YOUR GOAL:
Leaving out the pictures, transcribe all of the records faithfully.

GIVEN ENTRIES:
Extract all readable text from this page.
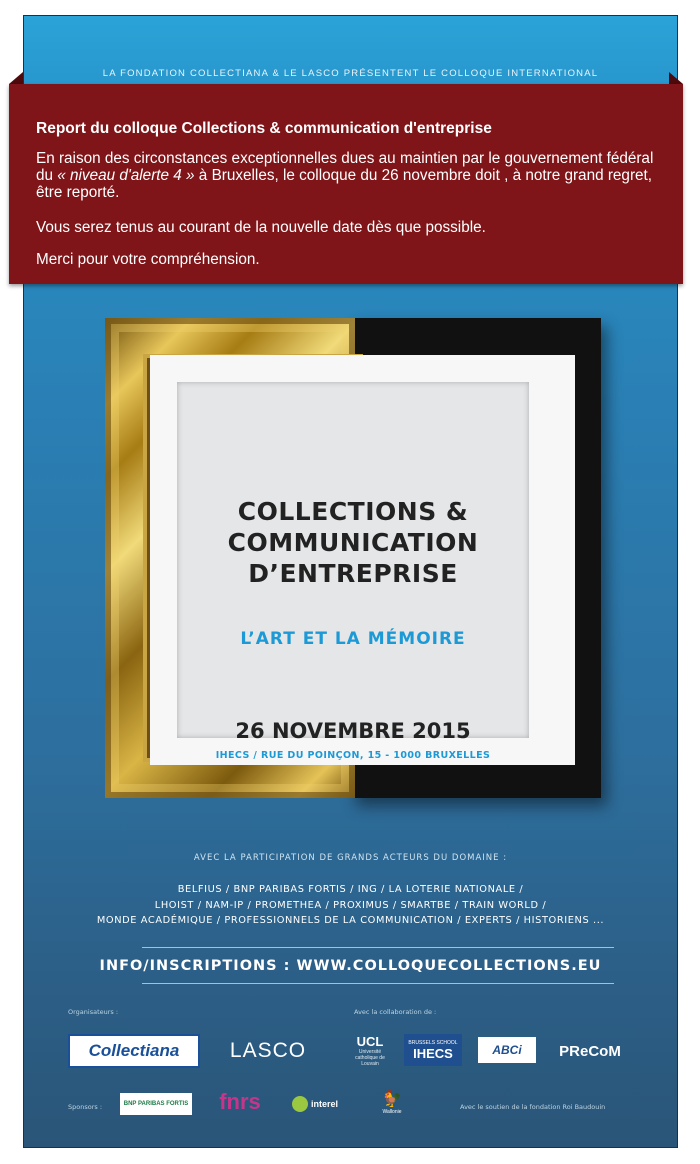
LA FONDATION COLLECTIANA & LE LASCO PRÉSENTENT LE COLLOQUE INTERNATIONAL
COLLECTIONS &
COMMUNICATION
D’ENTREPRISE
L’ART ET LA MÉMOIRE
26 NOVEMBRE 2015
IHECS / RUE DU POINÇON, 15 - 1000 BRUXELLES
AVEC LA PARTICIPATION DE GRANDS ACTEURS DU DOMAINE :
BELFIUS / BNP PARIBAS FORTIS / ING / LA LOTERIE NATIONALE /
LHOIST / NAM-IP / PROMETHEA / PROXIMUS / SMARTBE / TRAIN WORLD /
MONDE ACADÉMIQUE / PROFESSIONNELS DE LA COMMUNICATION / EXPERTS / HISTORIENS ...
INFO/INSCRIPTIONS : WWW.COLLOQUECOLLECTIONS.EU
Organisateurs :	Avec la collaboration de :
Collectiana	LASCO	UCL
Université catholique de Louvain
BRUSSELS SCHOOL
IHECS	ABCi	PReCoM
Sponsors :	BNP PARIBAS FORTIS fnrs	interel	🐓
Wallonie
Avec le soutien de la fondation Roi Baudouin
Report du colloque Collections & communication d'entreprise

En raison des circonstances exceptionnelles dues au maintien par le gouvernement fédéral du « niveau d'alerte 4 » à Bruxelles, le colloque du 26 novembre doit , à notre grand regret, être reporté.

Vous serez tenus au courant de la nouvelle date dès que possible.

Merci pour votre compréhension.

RESPONSE TO THE EXERCISE:
Extract all readable text from this page.
LA FONDATION COLLECTIANA & LE LASCO PRÉSENTENT LE COLLOQUE INTERNATIONAL
COLLECTIONS &
COMMUNICATION
D’ENTREPRISE
L’ART ET LA MÉMOIRE
26 NOVEMBRE 2015
IHECS / RUE DU POINÇON, 15 - 1000 BRUXELLES
AVEC LA PARTICIPATION DE GRANDS ACTEURS DU DOMAINE :
BELFIUS / BNP PARIBAS FORTIS / ING / LA LOTERIE NATIONALE /
LHOIST / NAM-IP / PROMETHEA / PROXIMUS / SMARTBE / TRAIN WORLD /
MONDE ACADÉMIQUE / PROFESSIONNELS DE LA COMMUNICATION / EXPERTS / HISTORIENS ...
INFO/INSCRIPTIONS : WWW.COLLOQUECOLLECTIONS.EU
Organisateurs :	Avec la collaboration de :
Collectiana	LASCO	UCL
Université catholique de Louvain
BRUSSELS SCHOOL
IHECS	ABCi	PReCoM
Sponsors :	BNP PARIBAS FORTIS fnrs	interel	🐓
Wallonie
Avec le soutien de la fondation Roi Baudouin
Report du colloque Collections & communication d'entreprise

En raison des circonstances exceptionnelles dues au maintien par le gouvernement fédéral du « niveau d'alerte 4 » à Bruxelles, le colloque du 26 novembre doit , à notre grand regret, être reporté.

Vous serez tenus au courant de la nouvelle date dès que possible.

Merci pour votre compréhension.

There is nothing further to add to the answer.